- **Task material**
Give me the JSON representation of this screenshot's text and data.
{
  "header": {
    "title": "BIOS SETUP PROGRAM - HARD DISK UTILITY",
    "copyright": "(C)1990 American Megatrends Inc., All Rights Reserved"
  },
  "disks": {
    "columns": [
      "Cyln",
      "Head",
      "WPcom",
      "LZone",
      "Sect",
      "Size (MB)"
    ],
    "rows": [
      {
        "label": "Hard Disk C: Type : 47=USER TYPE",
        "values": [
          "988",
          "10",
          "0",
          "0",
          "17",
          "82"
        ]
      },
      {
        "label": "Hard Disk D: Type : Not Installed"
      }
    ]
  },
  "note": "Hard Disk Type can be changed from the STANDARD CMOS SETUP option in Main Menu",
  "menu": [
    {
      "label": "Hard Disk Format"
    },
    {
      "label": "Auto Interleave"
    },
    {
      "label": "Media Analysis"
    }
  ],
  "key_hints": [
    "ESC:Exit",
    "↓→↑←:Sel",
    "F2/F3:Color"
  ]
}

- **Given instruction**
Each line must be given again exactly as written above.

- **Answer below**
Give me the JSON representation of this screenshot's text and data.
{
  "header": {
    "title": "BIOS SETUP PROGRAM - HARD DISK UTILITY",
    "copyright": "(C)1990 American Megatrends Inc., All Rights Reserved"
  },
  "disks": {
    "columns": [
      "Cyln",
      "Head",
      "WPcom",
      "LZone",
      "Sect",
      "Size (MB)"
    ],
    "rows": [
      {
        "label": "Hard Disk C: Type : 47=USER TYPE",
        "values": [
          "988",
          "10",
          "0",
          "0",
          "17",
          "82"
        ]
      },
      {
        "label": "Hard Disk D: Type : Not Installed"
      }
    ]
  },
  "note": "Hard Disk Type can be changed from the STANDARD CMOS SETUP option in Main Menu",
  "menu": [
    {
      "label": "Hard Disk Format"
    },
    {
      "label": "Auto Interleave"
    },
    {
      "label": "Media Analysis"
    }
  ],
  "key_hints": [
    "ESC:Exit",
    "↓→↑←:Sel",
    "F2/F3:Color"
  ]
}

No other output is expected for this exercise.